PROBLEM STATEMENT:
Look for the word "JSON" in the entries below, then copy every line that has it.

* START DATA ENTRIES *

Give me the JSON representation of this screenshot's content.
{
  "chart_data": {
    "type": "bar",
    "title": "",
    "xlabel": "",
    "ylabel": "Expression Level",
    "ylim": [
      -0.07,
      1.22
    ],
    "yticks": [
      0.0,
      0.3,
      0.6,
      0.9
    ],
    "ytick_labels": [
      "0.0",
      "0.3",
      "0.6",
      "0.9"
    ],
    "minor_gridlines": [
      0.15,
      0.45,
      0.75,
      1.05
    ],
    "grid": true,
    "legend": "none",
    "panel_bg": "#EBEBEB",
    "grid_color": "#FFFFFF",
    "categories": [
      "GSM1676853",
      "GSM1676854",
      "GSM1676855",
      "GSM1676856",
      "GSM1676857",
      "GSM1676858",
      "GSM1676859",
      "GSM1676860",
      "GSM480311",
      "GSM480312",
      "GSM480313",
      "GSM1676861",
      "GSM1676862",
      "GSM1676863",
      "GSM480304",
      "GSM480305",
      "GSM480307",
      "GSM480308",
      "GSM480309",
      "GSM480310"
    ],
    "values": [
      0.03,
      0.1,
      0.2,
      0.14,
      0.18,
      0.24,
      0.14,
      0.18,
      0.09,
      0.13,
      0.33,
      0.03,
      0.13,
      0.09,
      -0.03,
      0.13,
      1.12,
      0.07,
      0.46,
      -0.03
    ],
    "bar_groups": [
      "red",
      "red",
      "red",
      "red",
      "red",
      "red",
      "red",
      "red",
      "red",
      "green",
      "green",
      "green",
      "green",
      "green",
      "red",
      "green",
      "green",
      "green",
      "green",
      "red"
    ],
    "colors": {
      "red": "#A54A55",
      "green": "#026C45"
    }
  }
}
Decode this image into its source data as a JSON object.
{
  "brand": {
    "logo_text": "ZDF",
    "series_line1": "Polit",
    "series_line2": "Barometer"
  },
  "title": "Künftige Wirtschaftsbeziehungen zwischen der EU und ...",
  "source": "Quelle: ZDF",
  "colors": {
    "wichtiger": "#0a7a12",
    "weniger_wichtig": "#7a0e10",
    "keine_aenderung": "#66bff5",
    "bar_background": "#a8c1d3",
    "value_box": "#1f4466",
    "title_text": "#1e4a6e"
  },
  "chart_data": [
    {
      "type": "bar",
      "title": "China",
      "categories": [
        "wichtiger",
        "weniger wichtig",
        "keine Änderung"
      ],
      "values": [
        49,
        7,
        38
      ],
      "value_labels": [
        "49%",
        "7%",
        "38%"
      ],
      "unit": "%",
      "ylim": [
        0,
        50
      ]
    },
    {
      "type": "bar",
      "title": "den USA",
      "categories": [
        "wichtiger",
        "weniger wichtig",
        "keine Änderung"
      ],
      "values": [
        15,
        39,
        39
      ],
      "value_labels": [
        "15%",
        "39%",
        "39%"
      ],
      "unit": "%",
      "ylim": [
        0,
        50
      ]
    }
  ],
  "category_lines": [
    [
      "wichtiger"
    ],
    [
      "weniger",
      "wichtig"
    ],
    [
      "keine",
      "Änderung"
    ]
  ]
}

* END DATA ENTRIES *

SOLUTION:
Give me the JSON representation of this screenshot's content.
Decode this image into its source data as a JSON object.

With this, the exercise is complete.